EXERCISE PROMPT:
Reproduce the material below line for line, changing nothing.

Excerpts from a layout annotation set
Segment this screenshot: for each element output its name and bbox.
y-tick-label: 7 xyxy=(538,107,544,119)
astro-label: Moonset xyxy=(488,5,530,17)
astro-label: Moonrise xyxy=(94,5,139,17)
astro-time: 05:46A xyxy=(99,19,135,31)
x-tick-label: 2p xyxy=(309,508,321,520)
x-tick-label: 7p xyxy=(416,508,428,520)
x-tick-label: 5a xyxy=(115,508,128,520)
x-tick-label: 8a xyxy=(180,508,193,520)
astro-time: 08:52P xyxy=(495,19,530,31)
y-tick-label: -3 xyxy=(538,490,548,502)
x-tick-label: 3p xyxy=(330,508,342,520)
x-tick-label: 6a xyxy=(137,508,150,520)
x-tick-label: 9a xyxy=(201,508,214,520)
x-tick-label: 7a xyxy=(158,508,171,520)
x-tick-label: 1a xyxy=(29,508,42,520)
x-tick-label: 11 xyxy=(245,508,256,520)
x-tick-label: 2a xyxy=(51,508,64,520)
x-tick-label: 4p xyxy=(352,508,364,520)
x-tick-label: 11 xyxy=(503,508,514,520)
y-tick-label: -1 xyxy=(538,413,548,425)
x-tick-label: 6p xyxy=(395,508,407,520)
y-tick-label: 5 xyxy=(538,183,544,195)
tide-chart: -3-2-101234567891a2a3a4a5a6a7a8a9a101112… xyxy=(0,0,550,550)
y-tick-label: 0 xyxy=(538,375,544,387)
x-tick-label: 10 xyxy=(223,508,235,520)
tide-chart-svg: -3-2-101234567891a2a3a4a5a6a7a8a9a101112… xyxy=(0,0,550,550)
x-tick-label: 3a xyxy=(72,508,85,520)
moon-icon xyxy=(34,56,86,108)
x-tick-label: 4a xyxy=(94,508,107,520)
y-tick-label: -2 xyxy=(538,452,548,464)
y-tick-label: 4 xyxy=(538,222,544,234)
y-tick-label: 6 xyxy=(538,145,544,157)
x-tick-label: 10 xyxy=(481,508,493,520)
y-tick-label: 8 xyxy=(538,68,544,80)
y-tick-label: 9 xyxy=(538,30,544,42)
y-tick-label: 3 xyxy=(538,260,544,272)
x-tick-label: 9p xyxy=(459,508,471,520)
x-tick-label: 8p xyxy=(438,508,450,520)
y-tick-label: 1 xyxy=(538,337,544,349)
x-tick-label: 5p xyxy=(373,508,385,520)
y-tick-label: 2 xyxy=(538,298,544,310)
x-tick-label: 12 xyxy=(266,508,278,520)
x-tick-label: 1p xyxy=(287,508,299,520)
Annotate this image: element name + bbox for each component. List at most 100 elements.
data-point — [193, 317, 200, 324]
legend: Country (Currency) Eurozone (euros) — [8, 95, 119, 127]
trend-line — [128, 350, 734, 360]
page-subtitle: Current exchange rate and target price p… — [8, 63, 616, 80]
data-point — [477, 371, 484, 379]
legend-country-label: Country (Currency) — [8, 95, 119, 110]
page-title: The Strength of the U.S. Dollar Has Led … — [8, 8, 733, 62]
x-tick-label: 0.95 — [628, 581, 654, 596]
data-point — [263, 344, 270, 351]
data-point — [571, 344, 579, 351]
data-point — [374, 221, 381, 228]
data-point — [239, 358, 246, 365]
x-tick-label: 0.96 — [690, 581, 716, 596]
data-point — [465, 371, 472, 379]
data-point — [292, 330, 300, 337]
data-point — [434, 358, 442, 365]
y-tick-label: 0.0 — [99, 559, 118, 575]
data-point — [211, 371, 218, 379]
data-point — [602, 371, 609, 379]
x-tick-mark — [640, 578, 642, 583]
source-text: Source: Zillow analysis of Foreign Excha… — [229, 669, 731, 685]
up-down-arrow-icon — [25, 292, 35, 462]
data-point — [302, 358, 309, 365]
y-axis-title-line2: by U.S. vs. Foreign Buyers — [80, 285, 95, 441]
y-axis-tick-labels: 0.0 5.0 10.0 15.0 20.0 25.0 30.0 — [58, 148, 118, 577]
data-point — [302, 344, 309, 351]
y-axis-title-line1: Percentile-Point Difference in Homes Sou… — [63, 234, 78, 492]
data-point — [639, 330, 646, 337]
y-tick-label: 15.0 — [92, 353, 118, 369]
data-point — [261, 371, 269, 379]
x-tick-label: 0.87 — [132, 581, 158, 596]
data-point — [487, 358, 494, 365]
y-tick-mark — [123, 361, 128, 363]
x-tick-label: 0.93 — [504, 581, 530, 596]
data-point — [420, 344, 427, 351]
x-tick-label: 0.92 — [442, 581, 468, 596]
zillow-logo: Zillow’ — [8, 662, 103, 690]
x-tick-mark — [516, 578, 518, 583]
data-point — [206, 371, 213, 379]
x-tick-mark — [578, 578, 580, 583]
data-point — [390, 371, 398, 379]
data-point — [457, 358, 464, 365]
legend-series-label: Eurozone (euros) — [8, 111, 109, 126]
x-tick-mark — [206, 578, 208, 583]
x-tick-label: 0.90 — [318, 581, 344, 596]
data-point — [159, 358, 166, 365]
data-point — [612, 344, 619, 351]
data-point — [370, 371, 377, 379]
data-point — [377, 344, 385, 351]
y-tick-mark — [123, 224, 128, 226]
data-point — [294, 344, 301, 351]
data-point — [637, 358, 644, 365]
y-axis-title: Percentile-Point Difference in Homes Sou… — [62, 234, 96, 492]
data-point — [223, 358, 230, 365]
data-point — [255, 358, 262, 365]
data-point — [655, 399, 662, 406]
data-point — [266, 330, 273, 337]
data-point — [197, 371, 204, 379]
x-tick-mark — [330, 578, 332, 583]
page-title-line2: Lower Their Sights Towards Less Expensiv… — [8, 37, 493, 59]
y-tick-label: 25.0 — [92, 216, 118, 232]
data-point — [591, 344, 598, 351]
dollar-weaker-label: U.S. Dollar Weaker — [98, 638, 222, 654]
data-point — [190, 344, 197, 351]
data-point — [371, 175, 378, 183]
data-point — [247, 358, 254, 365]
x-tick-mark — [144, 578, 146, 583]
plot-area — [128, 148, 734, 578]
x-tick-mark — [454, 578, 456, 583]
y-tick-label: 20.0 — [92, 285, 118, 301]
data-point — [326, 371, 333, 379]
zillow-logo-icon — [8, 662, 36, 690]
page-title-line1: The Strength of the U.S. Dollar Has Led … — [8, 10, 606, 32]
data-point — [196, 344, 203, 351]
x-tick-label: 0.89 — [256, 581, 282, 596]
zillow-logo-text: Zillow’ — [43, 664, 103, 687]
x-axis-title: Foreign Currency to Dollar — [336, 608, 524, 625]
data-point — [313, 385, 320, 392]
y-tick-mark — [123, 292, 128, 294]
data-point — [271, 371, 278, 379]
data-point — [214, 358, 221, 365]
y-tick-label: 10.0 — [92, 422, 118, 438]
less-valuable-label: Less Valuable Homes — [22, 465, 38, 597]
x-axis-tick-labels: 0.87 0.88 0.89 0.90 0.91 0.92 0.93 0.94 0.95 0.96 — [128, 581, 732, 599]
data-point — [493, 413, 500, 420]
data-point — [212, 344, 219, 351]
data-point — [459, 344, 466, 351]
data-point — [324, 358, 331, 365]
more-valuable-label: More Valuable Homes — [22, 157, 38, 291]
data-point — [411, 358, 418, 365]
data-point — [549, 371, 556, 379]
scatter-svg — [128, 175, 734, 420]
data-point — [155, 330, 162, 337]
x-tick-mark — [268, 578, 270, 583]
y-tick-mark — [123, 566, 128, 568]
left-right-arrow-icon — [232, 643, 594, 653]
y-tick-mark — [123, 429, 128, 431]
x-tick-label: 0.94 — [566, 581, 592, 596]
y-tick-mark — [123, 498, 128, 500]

TASK OUTPUT:
Segment this screenshot: for each element output its name and bbox.
y-tick-label: 7 xyxy=(538,107,544,119)
astro-label: Moonset xyxy=(488,5,530,17)
astro-label: Moonrise xyxy=(94,5,139,17)
astro-time: 05:46A xyxy=(99,19,135,31)
x-tick-label: 2p xyxy=(309,508,321,520)
x-tick-label: 7p xyxy=(416,508,428,520)
x-tick-label: 5a xyxy=(115,508,128,520)
x-tick-label: 8a xyxy=(180,508,193,520)
astro-time: 08:52P xyxy=(495,19,530,31)
y-tick-label: -3 xyxy=(538,490,548,502)
x-tick-label: 3p xyxy=(330,508,342,520)
x-tick-label: 6a xyxy=(137,508,150,520)
x-tick-label: 9a xyxy=(201,508,214,520)
x-tick-label: 7a xyxy=(158,508,171,520)
x-tick-label: 1a xyxy=(29,508,42,520)
x-tick-label: 11 xyxy=(245,508,256,520)
x-tick-label: 2a xyxy=(51,508,64,520)
x-tick-label: 4p xyxy=(352,508,364,520)
x-tick-label: 11 xyxy=(503,508,514,520)
y-tick-label: -1 xyxy=(538,413,548,425)
x-tick-label: 6p xyxy=(395,508,407,520)
y-tick-label: 5 xyxy=(538,183,544,195)
tide-chart: -3-2-101234567891a2a3a4a5a6a7a8a9a101112… xyxy=(0,0,550,550)
y-tick-label: 0 xyxy=(538,375,544,387)
x-tick-label: 10 xyxy=(223,508,235,520)
tide-chart-svg: -3-2-101234567891a2a3a4a5a6a7a8a9a101112… xyxy=(0,0,550,550)
x-tick-label: 3a xyxy=(72,508,85,520)
moon-icon xyxy=(34,56,86,108)
x-tick-label: 4a xyxy=(94,508,107,520)
y-tick-label: -2 xyxy=(538,452,548,464)
y-tick-label: 4 xyxy=(538,222,544,234)
y-tick-label: 6 xyxy=(538,145,544,157)
x-tick-label: 10 xyxy=(481,508,493,520)
y-tick-label: 8 xyxy=(538,68,544,80)
y-tick-label: 9 xyxy=(538,30,544,42)
y-tick-label: 3 xyxy=(538,260,544,272)
x-tick-label: 9p xyxy=(459,508,471,520)
x-tick-label: 8p xyxy=(438,508,450,520)
y-tick-label: 1 xyxy=(538,337,544,349)
x-tick-label: 5p xyxy=(373,508,385,520)
y-tick-label: 2 xyxy=(538,298,544,310)
x-tick-label: 12 xyxy=(266,508,278,520)
x-tick-label: 1p xyxy=(287,508,299,520)
Annotate this image: element name + bbox for each component. List at most 100 elements.
data-point — [193, 317, 200, 324]
legend: Country (Currency) Eurozone (euros) — [8, 95, 119, 127]
trend-line — [128, 350, 734, 360]
page-subtitle: Current exchange rate and target price p… — [8, 63, 616, 80]
data-point — [477, 371, 484, 379]
legend-country-label: Country (Currency) — [8, 95, 119, 110]
page-title: The Strength of the U.S. Dollar Has Led … — [8, 8, 733, 62]
x-tick-label: 0.95 — [628, 581, 654, 596]
data-point — [263, 344, 270, 351]
data-point — [571, 344, 579, 351]
data-point — [374, 221, 381, 228]
data-point — [239, 358, 246, 365]
x-tick-label: 0.96 — [690, 581, 716, 596]
data-point — [465, 371, 472, 379]
data-point — [292, 330, 300, 337]
data-point — [434, 358, 442, 365]
y-tick-label: 0.0 — [99, 559, 118, 575]
data-point — [211, 371, 218, 379]
data-point — [602, 371, 609, 379]
x-tick-mark — [640, 578, 642, 583]
source-text: Source: Zillow analysis of Foreign Excha… — [229, 669, 731, 685]
up-down-arrow-icon — [25, 292, 35, 462]
data-point — [302, 358, 309, 365]
y-axis-title-line2: by U.S. vs. Foreign Buyers — [80, 285, 95, 441]
y-axis-tick-labels: 0.0 5.0 10.0 15.0 20.0 25.0 30.0 — [58, 148, 118, 577]
data-point — [302, 344, 309, 351]
y-axis-title-line1: Percentile-Point Difference in Homes Sou… — [63, 234, 78, 492]
data-point — [639, 330, 646, 337]
y-tick-label: 15.0 — [92, 353, 118, 369]
data-point — [261, 371, 269, 379]
x-tick-label: 0.87 — [132, 581, 158, 596]
data-point — [487, 358, 494, 365]
y-tick-mark — [123, 361, 128, 363]
x-tick-label: 0.93 — [504, 581, 530, 596]
data-point — [420, 344, 427, 351]
x-tick-label: 0.92 — [442, 581, 468, 596]
zillow-logo: Zillow’ — [8, 662, 103, 690]
x-tick-mark — [516, 578, 518, 583]
data-point — [206, 371, 213, 379]
x-tick-mark — [578, 578, 580, 583]
data-point — [390, 371, 398, 379]
data-point — [457, 358, 464, 365]
legend-series-label: Eurozone (euros) — [8, 111, 109, 126]
x-tick-mark — [206, 578, 208, 583]
x-tick-label: 0.90 — [318, 581, 344, 596]
data-point — [159, 358, 166, 365]
data-point — [612, 344, 619, 351]
data-point — [370, 371, 377, 379]
data-point — [377, 344, 385, 351]
y-tick-mark — [123, 224, 128, 226]
data-point — [294, 344, 301, 351]
data-point — [637, 358, 644, 365]
y-axis-title: Percentile-Point Difference in Homes Sou… — [62, 234, 96, 492]
data-point — [223, 358, 230, 365]
data-point — [255, 358, 262, 365]
data-point — [655, 399, 662, 406]
data-point — [266, 330, 273, 337]
data-point — [197, 371, 204, 379]
x-tick-mark — [330, 578, 332, 583]
page-title-line2: Lower Their Sights Towards Less Expensiv… — [8, 37, 493, 59]
y-tick-label: 25.0 — [92, 216, 118, 232]
data-point — [591, 344, 598, 351]
dollar-weaker-label: U.S. Dollar Weaker — [98, 638, 222, 654]
data-point — [190, 344, 197, 351]
data-point — [371, 175, 378, 183]
data-point — [247, 358, 254, 365]
x-tick-mark — [144, 578, 146, 583]
plot-area — [128, 148, 734, 578]
x-tick-mark — [454, 578, 456, 583]
y-tick-label: 20.0 — [92, 285, 118, 301]
data-point — [326, 371, 333, 379]
zillow-logo-icon — [8, 662, 36, 690]
page-title-line1: The Strength of the U.S. Dollar Has Led … — [8, 10, 606, 32]
data-point — [196, 344, 203, 351]
x-tick-label: 0.89 — [256, 581, 282, 596]
zillow-logo-text: Zillow’ — [43, 664, 103, 687]
x-axis-title: Foreign Currency to Dollar — [336, 608, 524, 625]
data-point — [313, 385, 320, 392]
y-tick-mark — [123, 292, 128, 294]
data-point — [271, 371, 278, 379]
data-point — [214, 358, 221, 365]
y-tick-label: 10.0 — [92, 422, 118, 438]
less-valuable-label: Less Valuable Homes — [22, 465, 38, 597]
x-axis-tick-labels: 0.87 0.88 0.89 0.90 0.91 0.92 0.93 0.94 0.95 0.96 — [128, 581, 732, 599]
data-point — [493, 413, 500, 420]
data-point — [212, 344, 219, 351]
data-point — [459, 344, 466, 351]
data-point — [324, 358, 331, 365]
more-valuable-label: More Valuable Homes — [22, 157, 38, 291]
data-point — [411, 358, 418, 365]
data-point — [549, 371, 556, 379]
scatter-svg — [128, 175, 734, 420]
data-point — [155, 330, 162, 337]
x-tick-mark — [268, 578, 270, 583]
y-tick-mark — [123, 566, 128, 568]
left-right-arrow-icon — [232, 643, 594, 653]
y-tick-mark — [123, 429, 128, 431]
x-tick-label: 0.94 — [566, 581, 592, 596]
y-tick-mark — [123, 498, 128, 500]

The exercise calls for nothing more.